Exercise details: Retype each record shown below, leaving every character as it is.

Some records:
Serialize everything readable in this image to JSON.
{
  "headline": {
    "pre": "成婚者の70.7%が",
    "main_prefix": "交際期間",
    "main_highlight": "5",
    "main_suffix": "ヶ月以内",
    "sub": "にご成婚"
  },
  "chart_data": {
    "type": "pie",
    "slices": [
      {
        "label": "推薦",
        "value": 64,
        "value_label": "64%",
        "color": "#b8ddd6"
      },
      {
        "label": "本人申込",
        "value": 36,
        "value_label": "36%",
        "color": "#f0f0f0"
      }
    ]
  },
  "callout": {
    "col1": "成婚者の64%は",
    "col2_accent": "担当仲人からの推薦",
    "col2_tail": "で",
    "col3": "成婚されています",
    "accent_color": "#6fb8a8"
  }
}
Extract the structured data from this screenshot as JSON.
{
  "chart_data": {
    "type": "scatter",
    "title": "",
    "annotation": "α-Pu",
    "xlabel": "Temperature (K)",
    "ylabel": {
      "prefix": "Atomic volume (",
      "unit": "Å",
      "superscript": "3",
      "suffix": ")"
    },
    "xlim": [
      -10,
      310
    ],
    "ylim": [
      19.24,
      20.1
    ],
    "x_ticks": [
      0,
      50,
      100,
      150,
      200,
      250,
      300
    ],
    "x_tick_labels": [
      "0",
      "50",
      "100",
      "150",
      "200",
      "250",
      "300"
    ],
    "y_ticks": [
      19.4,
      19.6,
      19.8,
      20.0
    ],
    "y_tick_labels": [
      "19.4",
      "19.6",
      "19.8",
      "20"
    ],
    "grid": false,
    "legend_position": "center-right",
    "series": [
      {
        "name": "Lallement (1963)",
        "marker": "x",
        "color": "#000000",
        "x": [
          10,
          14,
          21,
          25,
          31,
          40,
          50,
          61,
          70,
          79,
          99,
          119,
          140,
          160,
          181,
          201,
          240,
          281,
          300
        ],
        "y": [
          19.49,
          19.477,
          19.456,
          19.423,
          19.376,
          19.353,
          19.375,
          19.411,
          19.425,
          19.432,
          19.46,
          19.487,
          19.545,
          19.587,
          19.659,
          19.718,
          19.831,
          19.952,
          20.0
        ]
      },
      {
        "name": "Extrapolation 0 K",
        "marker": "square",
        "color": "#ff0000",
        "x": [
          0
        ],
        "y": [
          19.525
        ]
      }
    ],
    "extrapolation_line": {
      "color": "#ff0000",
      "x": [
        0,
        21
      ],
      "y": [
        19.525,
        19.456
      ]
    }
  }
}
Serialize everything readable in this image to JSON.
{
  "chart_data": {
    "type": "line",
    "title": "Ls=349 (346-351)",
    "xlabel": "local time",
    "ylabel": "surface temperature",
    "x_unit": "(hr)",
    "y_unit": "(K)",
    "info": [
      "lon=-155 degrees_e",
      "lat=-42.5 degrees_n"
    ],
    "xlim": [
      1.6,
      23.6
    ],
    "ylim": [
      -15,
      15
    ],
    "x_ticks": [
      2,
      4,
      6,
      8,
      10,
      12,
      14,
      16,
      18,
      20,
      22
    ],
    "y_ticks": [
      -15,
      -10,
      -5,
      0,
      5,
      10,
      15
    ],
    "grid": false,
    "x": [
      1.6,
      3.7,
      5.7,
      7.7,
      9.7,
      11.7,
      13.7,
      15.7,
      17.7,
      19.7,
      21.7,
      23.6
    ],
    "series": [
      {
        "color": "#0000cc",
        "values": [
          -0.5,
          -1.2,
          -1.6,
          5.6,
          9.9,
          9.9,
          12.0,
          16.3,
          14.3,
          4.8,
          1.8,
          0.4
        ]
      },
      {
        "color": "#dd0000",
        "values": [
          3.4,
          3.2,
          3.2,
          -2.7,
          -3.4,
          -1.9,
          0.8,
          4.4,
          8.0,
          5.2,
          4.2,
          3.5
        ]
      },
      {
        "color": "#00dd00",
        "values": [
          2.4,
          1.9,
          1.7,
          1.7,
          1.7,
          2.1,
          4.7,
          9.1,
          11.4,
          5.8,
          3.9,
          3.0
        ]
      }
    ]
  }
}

Correct answer:
Serialize everything readable in this image to JSON.
{
  "headline": {
    "pre": "成婚者の70.7%が",
    "main_prefix": "交際期間",
    "main_highlight": "5",
    "main_suffix": "ヶ月以内",
    "sub": "にご成婚"
  },
  "chart_data": {
    "type": "pie",
    "slices": [
      {
        "label": "推薦",
        "value": 64,
        "value_label": "64%",
        "color": "#b8ddd6"
      },
      {
        "label": "本人申込",
        "value": 36,
        "value_label": "36%",
        "color": "#f0f0f0"
      }
    ]
  },
  "callout": {
    "col1": "成婚者の64%は",
    "col2_accent": "担当仲人からの推薦",
    "col2_tail": "で",
    "col3": "成婚されています",
    "accent_color": "#6fb8a8"
  }
}
Extract the structured data from this screenshot as JSON.
{
  "chart_data": {
    "type": "scatter",
    "title": "",
    "annotation": "α-Pu",
    "xlabel": "Temperature (K)",
    "ylabel": {
      "prefix": "Atomic volume (",
      "unit": "Å",
      "superscript": "3",
      "suffix": ")"
    },
    "xlim": [
      -10,
      310
    ],
    "ylim": [
      19.24,
      20.1
    ],
    "x_ticks": [
      0,
      50,
      100,
      150,
      200,
      250,
      300
    ],
    "x_tick_labels": [
      "0",
      "50",
      "100",
      "150",
      "200",
      "250",
      "300"
    ],
    "y_ticks": [
      19.4,
      19.6,
      19.8,
      20.0
    ],
    "y_tick_labels": [
      "19.4",
      "19.6",
      "19.8",
      "20"
    ],
    "grid": false,
    "legend_position": "center-right",
    "series": [
      {
        "name": "Lallement (1963)",
        "marker": "x",
        "color": "#000000",
        "x": [
          10,
          14,
          21,
          25,
          31,
          40,
          50,
          61,
          70,
          79,
          99,
          119,
          140,
          160,
          181,
          201,
          240,
          281,
          300
        ],
        "y": [
          19.49,
          19.477,
          19.456,
          19.423,
          19.376,
          19.353,
          19.375,
          19.411,
          19.425,
          19.432,
          19.46,
          19.487,
          19.545,
          19.587,
          19.659,
          19.718,
          19.831,
          19.952,
          20.0
        ]
      },
      {
        "name": "Extrapolation 0 K",
        "marker": "square",
        "color": "#ff0000",
        "x": [
          0
        ],
        "y": [
          19.525
        ]
      }
    ],
    "extrapolation_line": {
      "color": "#ff0000",
      "x": [
        0,
        21
      ],
      "y": [
        19.525,
        19.456
      ]
    }
  }
}
Serialize everything readable in this image to JSON.
{
  "chart_data": {
    "type": "line",
    "title": "Ls=349 (346-351)",
    "xlabel": "local time",
    "ylabel": "surface temperature",
    "x_unit": "(hr)",
    "y_unit": "(K)",
    "info": [
      "lon=-155 degrees_e",
      "lat=-42.5 degrees_n"
    ],
    "xlim": [
      1.6,
      23.6
    ],
    "ylim": [
      -15,
      15
    ],
    "x_ticks": [
      2,
      4,
      6,
      8,
      10,
      12,
      14,
      16,
      18,
      20,
      22
    ],
    "y_ticks": [
      -15,
      -10,
      -5,
      0,
      5,
      10,
      15
    ],
    "grid": false,
    "x": [
      1.6,
      3.7,
      5.7,
      7.7,
      9.7,
      11.7,
      13.7,
      15.7,
      17.7,
      19.7,
      21.7,
      23.6
    ],
    "series": [
      {
        "color": "#0000cc",
        "values": [
          -0.5,
          -1.2,
          -1.6,
          5.6,
          9.9,
          9.9,
          12.0,
          16.3,
          14.3,
          4.8,
          1.8,
          0.4
        ]
      },
      {
        "color": "#dd0000",
        "values": [
          3.4,
          3.2,
          3.2,
          -2.7,
          -3.4,
          -1.9,
          0.8,
          4.4,
          8.0,
          5.2,
          4.2,
          3.5
        ]
      },
      {
        "color": "#00dd00",
        "values": [
          2.4,
          1.9,
          1.7,
          1.7,
          1.7,
          2.1,
          4.7,
          9.1,
          11.4,
          5.8,
          3.9,
          3.0
        ]
      }
    ]
  }
}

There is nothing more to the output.